Data lines
%%

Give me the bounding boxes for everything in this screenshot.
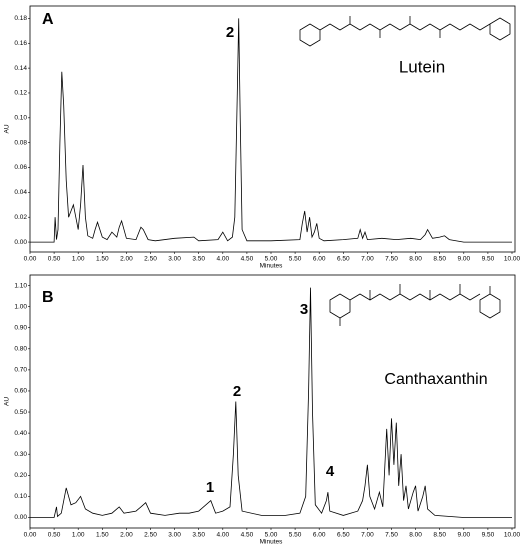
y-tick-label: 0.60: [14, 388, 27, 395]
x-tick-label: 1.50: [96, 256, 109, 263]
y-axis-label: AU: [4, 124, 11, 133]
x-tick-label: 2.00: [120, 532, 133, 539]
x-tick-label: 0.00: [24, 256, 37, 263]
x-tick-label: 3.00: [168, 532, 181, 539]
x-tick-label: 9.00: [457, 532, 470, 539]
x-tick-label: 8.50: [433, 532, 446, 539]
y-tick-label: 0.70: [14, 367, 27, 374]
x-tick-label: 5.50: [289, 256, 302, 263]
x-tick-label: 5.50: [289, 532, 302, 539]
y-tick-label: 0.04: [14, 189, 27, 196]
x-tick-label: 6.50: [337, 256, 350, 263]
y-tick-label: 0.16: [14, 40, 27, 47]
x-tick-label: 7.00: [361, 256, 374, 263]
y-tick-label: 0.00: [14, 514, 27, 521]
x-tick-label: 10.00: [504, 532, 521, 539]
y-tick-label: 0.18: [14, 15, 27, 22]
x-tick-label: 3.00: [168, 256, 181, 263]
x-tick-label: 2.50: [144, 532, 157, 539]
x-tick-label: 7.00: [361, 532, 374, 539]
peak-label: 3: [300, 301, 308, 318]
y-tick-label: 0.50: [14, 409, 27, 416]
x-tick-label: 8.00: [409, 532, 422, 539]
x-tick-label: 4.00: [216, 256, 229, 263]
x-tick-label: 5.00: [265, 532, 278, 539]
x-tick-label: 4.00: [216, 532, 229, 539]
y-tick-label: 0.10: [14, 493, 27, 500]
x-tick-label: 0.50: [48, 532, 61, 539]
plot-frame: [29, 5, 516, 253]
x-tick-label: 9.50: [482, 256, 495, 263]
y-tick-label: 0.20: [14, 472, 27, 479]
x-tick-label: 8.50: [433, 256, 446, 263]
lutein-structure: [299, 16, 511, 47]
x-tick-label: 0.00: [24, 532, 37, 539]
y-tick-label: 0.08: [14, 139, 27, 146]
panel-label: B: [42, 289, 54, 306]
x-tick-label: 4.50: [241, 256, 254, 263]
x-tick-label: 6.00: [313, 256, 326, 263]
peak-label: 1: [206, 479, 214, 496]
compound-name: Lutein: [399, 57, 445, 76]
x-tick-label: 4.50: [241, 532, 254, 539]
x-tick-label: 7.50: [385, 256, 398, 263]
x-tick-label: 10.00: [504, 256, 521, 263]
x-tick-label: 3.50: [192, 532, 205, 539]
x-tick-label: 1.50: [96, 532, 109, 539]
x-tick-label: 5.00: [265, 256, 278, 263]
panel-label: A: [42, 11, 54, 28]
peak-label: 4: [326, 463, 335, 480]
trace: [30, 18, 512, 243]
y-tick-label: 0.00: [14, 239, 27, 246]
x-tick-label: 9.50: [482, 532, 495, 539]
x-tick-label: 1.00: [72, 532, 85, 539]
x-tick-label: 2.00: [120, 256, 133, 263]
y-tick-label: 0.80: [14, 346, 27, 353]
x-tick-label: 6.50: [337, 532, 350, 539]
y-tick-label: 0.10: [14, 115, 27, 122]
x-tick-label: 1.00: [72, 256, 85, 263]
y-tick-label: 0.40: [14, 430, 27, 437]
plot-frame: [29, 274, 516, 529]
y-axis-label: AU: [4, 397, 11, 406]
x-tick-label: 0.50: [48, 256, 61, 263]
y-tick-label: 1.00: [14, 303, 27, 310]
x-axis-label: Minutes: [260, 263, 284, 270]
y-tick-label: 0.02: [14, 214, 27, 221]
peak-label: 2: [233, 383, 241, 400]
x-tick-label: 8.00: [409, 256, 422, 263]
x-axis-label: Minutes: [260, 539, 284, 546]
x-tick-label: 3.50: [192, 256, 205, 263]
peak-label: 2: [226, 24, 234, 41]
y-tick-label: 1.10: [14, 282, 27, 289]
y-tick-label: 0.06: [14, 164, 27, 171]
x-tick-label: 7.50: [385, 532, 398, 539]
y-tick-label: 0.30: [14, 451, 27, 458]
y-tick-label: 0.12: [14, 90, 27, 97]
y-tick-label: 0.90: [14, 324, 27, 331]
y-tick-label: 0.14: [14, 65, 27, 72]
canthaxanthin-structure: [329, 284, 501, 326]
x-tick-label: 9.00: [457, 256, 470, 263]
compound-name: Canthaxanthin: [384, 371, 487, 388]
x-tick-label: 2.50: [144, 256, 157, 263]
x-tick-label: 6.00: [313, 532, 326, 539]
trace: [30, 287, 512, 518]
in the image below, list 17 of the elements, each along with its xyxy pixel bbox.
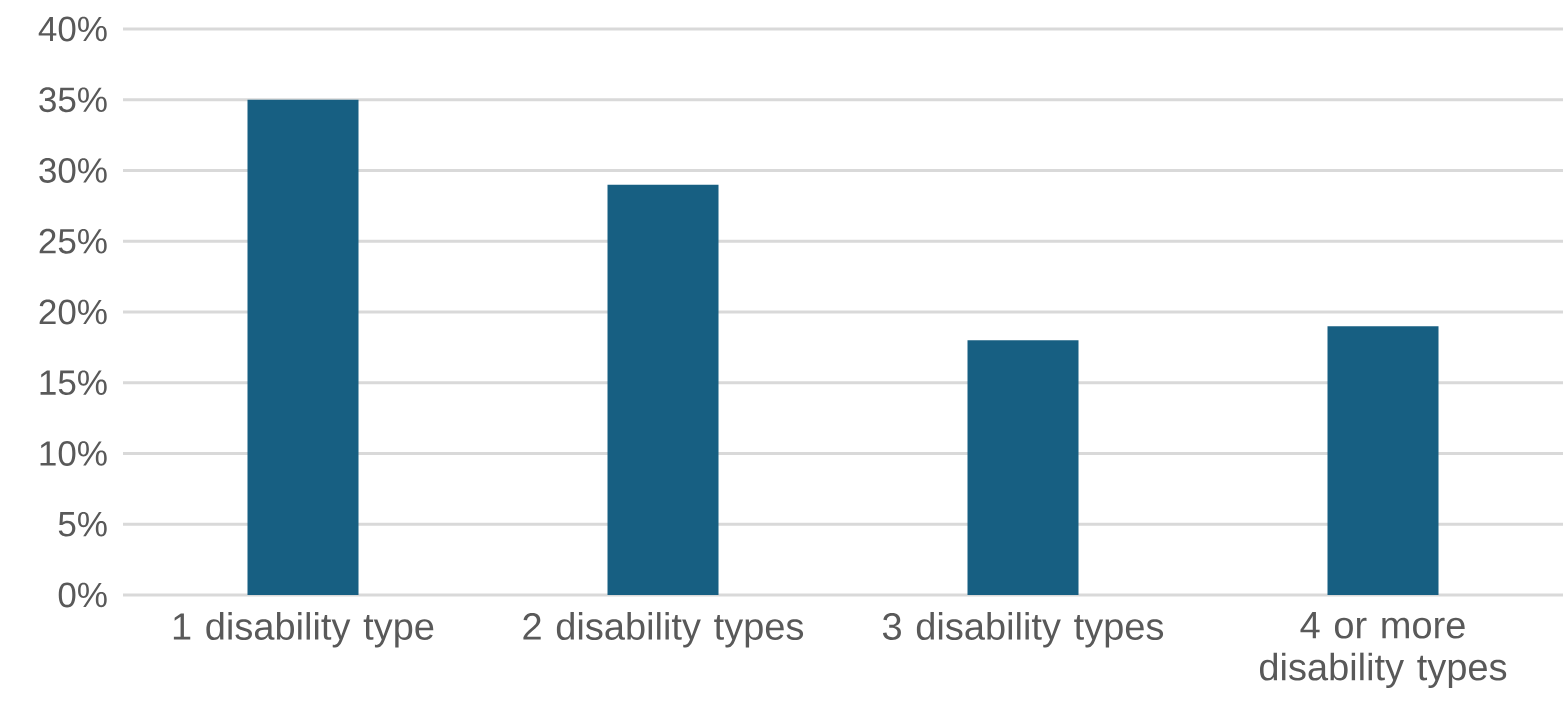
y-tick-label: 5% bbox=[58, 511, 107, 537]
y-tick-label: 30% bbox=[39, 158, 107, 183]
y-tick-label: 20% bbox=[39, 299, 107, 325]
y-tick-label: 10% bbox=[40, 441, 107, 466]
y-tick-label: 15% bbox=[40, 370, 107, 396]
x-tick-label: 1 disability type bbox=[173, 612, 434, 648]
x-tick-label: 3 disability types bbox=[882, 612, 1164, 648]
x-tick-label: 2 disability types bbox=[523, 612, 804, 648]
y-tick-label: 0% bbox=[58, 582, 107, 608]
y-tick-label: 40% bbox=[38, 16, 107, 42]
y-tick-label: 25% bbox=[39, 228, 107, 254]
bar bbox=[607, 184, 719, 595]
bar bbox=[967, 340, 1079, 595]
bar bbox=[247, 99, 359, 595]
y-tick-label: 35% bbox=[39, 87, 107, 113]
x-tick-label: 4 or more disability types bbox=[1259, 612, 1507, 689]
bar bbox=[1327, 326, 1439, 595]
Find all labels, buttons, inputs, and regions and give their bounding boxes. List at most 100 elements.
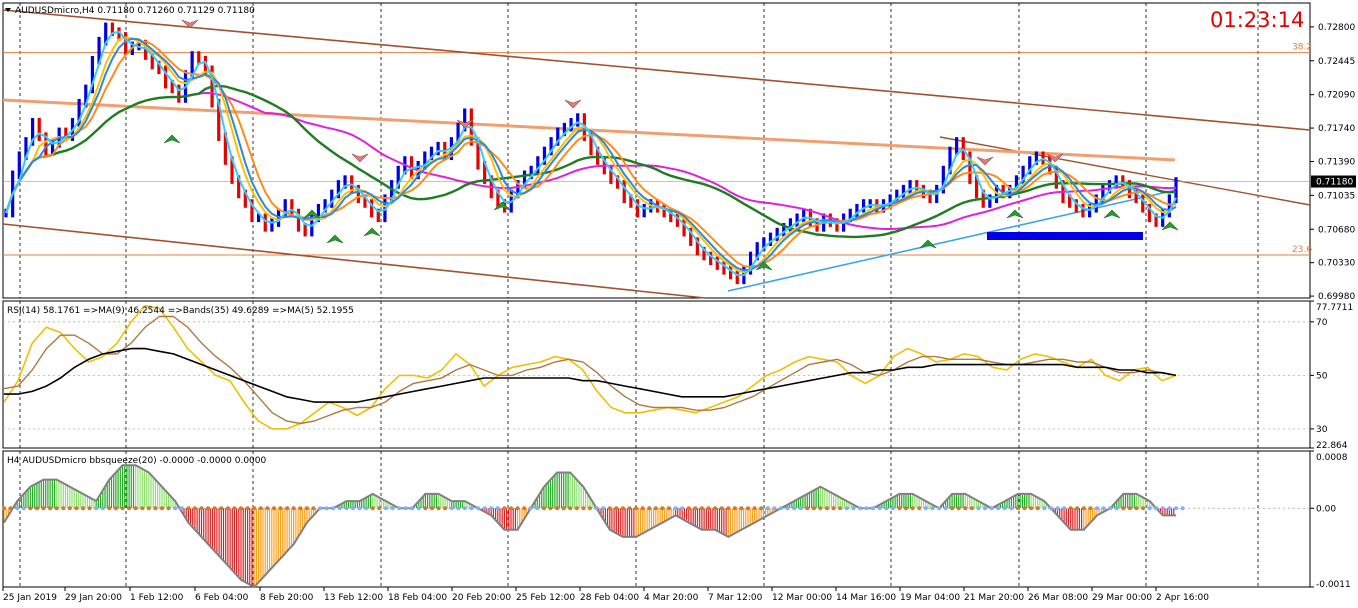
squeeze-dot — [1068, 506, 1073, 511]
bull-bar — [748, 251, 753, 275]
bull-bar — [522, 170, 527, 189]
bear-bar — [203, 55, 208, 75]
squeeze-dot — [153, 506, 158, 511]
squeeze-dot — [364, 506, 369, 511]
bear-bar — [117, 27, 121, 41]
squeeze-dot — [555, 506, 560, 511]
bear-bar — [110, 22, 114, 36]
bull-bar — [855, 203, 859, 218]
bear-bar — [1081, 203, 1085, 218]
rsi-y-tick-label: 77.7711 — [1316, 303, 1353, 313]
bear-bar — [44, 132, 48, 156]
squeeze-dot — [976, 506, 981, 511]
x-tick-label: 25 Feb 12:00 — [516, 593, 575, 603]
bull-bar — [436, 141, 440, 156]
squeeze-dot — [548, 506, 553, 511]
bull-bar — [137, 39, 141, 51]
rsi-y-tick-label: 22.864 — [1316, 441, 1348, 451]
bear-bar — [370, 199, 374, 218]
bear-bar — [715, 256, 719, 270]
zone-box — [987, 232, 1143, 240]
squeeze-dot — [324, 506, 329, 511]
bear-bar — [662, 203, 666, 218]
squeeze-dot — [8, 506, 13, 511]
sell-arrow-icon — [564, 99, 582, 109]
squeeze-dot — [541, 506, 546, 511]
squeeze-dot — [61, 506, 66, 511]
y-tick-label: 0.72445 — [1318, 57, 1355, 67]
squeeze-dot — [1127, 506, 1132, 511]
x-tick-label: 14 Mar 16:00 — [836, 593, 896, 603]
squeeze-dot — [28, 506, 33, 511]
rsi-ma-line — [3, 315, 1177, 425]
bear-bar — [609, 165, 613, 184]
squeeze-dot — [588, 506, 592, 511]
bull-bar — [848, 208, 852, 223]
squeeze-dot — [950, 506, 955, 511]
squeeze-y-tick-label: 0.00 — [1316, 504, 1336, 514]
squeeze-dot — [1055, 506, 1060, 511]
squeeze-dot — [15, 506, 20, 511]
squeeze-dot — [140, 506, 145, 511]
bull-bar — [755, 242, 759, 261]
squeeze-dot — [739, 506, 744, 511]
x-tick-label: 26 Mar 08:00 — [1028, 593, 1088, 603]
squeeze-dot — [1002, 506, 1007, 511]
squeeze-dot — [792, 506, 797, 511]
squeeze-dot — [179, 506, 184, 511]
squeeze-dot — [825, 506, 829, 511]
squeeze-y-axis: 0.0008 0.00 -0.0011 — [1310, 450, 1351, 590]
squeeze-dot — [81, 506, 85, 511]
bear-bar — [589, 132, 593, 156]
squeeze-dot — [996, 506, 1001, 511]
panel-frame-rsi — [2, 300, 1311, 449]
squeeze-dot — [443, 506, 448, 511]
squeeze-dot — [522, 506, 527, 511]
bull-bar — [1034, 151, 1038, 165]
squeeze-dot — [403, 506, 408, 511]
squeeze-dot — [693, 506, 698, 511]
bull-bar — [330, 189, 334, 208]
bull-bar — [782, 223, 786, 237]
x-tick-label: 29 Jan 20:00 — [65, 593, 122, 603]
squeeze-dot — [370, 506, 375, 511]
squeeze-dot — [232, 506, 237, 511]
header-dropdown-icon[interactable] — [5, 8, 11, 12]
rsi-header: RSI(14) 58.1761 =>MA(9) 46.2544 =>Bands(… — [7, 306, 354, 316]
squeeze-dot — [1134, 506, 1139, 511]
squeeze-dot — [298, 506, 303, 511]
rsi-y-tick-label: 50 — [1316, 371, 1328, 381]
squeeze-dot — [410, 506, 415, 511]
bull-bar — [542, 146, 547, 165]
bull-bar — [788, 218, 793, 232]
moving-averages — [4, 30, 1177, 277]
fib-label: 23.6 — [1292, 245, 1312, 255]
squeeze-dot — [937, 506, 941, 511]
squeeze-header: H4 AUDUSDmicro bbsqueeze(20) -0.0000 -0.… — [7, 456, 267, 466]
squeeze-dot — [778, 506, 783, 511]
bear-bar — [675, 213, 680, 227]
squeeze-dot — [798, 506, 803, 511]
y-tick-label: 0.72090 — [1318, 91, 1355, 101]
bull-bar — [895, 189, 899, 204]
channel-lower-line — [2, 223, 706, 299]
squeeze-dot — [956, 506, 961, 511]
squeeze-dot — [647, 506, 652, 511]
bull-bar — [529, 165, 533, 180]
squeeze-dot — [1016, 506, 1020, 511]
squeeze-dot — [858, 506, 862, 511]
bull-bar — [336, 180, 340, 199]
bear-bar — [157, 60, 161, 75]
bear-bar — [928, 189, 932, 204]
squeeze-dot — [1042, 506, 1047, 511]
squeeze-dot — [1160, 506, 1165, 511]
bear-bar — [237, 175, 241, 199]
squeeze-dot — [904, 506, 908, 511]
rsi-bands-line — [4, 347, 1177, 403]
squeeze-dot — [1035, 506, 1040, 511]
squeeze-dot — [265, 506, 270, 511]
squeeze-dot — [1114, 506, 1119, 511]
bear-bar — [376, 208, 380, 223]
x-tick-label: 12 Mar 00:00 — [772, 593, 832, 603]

%%

(Set problem): Quote every line of the records above, from the one containing "y-tick-label: 5% bbox=[58, 511, 107, 537]" through the one containing "Find all labels, buttons, inputs, and", inclusive.

(Answer for the task):
y-tick-label: 5% bbox=[58, 511, 107, 537]
y-tick-label: 30% bbox=[39, 158, 107, 183]
y-tick-label: 20% bbox=[39, 299, 107, 325]
y-tick-label: 10% bbox=[40, 441, 107, 466]
y-tick-label: 15% bbox=[40, 370, 107, 396]
x-tick-label: 1 disability type bbox=[173, 612, 434, 648]
x-tick-label: 3 disability types bbox=[882, 612, 1164, 648]
x-tick-label: 2 disability types bbox=[523, 612, 804, 648]
y-tick-label: 0% bbox=[58, 582, 107, 608]
y-tick-label: 40% bbox=[38, 16, 107, 42]
y-tick-label: 25% bbox=[39, 228, 107, 254]
bar bbox=[607, 184, 719, 595]
bar bbox=[967, 340, 1079, 595]
bar bbox=[247, 99, 359, 595]
y-tick-label: 35% bbox=[39, 87, 107, 113]
x-tick-label: 4 or more disability types bbox=[1259, 612, 1507, 689]
bar bbox=[1327, 326, 1439, 595]
Find all labels, buttons, inputs, and regions and give their bounding boxes. List at most 100 elements.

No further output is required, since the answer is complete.